__Problem statement__
Copy all lines below containing "Password".

__Exercise data__
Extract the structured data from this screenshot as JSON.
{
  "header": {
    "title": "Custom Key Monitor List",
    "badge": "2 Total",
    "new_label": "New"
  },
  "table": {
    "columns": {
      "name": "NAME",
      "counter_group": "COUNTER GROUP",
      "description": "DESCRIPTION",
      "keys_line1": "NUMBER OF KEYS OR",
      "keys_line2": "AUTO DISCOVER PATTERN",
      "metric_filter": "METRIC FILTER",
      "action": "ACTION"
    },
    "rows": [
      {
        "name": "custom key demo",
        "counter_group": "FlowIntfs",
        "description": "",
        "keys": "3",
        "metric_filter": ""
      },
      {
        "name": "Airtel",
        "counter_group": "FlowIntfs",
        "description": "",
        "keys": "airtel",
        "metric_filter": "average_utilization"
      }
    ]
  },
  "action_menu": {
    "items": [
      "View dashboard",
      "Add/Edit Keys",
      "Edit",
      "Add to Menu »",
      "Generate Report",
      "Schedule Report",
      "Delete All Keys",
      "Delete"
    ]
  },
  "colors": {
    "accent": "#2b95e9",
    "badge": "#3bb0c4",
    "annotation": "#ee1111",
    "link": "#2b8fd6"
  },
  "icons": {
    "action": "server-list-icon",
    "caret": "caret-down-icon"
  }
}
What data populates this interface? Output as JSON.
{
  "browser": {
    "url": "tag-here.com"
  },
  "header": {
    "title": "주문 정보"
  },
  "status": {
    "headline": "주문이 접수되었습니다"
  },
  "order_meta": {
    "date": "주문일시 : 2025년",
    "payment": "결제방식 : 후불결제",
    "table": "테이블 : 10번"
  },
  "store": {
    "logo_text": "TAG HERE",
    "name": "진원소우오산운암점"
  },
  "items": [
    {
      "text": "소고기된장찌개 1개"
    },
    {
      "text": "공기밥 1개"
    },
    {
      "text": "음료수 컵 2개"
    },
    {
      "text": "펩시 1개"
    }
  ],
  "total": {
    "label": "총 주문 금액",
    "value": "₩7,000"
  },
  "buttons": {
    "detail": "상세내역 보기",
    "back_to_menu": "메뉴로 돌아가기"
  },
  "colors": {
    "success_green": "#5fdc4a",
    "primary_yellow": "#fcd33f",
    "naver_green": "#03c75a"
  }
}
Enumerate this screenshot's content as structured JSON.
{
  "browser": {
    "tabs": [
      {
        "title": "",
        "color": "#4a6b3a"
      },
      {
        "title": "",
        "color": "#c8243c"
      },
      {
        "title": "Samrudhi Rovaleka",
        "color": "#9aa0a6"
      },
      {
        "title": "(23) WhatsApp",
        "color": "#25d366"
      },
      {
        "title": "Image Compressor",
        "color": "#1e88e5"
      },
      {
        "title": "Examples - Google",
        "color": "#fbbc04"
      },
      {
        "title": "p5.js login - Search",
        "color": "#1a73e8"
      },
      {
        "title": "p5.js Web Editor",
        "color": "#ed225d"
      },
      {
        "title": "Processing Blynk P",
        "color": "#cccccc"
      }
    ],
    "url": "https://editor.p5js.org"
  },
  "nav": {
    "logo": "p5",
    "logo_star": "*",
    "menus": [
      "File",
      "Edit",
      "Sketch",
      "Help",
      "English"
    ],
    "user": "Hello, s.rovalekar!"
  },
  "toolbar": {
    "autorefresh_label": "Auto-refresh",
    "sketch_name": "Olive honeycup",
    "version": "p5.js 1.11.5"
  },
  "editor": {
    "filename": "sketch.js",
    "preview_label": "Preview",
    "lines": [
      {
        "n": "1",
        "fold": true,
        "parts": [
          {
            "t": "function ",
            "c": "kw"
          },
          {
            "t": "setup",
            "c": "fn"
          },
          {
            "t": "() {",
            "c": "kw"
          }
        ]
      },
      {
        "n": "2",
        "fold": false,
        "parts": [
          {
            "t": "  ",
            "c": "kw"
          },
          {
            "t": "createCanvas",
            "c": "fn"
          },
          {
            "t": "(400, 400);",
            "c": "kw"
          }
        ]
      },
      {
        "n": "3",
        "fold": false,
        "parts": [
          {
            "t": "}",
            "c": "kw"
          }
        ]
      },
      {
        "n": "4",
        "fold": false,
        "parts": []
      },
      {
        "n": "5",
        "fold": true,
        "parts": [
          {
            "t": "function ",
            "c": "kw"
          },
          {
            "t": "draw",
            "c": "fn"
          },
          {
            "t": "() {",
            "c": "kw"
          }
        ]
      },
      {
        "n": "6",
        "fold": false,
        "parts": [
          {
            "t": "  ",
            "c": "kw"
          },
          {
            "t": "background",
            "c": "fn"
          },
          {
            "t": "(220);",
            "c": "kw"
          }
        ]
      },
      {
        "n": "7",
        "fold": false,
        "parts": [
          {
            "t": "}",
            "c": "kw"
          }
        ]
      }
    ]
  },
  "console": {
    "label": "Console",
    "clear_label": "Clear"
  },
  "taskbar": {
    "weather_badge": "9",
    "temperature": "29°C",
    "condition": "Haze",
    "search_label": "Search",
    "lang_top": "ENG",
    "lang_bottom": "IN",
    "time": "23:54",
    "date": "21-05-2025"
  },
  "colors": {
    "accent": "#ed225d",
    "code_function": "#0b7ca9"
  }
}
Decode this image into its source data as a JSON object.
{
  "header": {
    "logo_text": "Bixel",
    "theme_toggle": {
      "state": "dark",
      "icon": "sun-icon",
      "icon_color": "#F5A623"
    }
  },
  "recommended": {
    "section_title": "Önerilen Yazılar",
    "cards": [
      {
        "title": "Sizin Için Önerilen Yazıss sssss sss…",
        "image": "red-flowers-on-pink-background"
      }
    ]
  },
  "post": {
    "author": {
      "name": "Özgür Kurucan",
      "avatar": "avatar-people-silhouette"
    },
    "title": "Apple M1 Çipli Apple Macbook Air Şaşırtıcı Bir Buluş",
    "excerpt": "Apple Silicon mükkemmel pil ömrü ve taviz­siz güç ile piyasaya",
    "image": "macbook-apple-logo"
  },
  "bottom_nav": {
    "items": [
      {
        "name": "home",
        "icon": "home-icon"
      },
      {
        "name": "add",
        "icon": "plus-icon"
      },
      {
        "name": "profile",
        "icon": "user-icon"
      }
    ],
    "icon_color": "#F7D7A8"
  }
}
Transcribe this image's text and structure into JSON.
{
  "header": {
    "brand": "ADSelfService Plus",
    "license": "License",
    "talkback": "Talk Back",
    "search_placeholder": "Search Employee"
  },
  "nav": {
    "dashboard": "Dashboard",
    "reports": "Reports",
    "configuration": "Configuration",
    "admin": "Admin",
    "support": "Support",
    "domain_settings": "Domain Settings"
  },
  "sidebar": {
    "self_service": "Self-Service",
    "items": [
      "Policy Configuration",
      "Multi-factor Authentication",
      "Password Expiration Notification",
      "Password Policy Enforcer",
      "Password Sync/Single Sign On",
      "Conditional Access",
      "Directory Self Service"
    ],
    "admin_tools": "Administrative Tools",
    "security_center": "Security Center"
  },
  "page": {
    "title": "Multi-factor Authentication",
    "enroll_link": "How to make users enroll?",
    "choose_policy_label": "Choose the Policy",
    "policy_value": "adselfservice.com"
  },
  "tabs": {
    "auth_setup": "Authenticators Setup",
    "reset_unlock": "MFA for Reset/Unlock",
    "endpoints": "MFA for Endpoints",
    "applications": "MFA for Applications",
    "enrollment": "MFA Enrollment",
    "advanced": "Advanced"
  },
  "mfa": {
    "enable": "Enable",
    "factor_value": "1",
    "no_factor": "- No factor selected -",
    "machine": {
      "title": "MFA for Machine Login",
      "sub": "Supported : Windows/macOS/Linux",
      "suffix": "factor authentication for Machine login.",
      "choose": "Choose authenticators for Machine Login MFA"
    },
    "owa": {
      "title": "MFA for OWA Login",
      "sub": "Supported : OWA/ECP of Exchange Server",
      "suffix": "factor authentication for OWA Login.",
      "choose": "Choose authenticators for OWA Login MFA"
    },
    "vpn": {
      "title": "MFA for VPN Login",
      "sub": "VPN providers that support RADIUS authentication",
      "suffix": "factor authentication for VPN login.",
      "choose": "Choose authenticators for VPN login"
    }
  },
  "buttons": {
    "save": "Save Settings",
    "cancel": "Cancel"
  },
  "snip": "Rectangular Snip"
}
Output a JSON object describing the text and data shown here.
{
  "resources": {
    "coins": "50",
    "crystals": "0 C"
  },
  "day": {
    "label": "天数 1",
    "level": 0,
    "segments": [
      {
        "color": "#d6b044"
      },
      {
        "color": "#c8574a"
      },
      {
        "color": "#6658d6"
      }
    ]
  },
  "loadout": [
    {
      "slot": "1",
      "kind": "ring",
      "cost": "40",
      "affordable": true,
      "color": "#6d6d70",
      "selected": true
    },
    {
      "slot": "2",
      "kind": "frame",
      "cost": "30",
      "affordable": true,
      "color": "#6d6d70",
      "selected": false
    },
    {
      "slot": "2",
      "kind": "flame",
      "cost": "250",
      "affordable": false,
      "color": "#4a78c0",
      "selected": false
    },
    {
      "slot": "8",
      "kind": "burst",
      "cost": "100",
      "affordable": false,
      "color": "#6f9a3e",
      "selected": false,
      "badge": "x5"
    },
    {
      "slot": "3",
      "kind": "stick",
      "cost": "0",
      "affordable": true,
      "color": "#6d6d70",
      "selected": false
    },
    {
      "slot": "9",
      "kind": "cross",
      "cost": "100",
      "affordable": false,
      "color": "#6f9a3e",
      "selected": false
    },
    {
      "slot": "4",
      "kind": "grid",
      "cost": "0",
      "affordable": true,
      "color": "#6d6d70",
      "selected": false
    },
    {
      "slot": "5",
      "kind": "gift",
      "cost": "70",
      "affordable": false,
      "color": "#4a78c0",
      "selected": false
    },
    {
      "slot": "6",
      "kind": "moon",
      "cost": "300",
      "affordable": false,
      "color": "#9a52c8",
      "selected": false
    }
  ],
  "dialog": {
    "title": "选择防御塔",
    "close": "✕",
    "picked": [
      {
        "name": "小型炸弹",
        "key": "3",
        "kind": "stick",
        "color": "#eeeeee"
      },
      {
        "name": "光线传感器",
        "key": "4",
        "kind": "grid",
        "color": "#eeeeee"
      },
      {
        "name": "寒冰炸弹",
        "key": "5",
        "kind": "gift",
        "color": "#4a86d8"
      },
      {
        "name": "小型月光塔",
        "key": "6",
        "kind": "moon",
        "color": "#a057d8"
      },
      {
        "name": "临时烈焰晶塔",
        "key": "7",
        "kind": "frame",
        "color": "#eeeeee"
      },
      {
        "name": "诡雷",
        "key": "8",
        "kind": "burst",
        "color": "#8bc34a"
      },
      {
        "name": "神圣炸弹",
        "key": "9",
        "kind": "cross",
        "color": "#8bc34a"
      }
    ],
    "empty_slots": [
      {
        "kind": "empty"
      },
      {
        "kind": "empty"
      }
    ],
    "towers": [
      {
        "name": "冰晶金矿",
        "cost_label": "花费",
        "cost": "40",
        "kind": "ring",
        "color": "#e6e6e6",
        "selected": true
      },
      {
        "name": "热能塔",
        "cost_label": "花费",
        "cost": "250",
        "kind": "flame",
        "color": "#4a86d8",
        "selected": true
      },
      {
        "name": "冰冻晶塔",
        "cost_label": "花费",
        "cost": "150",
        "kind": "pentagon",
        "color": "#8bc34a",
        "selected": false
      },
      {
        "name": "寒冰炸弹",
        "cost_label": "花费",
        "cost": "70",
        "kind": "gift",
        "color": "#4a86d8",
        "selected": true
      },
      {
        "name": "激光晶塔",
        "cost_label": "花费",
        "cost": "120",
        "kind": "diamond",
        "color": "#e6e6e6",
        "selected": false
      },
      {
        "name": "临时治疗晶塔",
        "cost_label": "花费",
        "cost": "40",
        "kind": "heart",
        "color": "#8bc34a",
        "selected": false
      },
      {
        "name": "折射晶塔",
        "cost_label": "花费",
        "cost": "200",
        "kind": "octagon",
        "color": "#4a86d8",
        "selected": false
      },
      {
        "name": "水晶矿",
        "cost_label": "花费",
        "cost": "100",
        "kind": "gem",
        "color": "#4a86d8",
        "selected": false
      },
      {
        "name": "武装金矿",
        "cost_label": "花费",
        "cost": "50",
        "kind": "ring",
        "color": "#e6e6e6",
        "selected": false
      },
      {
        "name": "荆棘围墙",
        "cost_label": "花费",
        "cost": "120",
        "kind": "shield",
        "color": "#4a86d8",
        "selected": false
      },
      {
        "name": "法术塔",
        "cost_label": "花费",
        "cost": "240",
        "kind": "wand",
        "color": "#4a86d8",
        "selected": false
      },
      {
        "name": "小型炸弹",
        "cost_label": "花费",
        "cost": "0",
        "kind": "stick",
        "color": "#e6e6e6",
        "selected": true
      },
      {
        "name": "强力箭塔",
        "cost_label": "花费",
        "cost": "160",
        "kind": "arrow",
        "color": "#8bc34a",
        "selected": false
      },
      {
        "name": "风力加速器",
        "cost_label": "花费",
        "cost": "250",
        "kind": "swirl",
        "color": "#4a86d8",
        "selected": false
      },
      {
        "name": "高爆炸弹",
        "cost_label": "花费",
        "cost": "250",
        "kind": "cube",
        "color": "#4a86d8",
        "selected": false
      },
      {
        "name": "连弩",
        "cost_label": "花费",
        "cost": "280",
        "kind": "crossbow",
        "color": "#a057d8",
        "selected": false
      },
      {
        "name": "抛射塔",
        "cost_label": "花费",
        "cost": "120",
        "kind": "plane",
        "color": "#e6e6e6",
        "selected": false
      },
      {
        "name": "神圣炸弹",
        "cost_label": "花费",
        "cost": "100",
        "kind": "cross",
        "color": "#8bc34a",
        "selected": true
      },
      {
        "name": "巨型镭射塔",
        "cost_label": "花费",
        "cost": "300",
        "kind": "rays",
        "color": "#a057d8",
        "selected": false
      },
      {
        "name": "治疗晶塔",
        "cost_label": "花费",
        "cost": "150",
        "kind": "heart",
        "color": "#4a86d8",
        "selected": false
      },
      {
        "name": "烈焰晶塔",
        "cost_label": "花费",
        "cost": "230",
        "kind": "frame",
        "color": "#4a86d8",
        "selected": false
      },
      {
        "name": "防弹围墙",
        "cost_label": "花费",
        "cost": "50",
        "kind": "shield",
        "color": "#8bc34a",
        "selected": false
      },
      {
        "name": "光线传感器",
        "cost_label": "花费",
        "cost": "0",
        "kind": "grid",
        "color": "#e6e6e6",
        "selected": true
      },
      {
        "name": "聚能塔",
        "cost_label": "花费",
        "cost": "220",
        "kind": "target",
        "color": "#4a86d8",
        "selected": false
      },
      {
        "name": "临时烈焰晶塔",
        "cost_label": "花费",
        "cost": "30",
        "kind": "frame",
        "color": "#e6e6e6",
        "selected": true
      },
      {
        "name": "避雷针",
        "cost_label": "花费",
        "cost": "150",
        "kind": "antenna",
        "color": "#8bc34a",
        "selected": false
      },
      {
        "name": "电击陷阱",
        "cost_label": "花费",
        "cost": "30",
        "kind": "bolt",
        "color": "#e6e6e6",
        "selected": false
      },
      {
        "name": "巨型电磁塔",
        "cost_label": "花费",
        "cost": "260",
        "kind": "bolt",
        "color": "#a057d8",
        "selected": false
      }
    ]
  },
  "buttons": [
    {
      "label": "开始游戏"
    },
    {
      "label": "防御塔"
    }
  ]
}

__Completed task__
      "Password Expiration Notification",
      "Password Policy Enforcer",
      "Password Sync/Single Sign On",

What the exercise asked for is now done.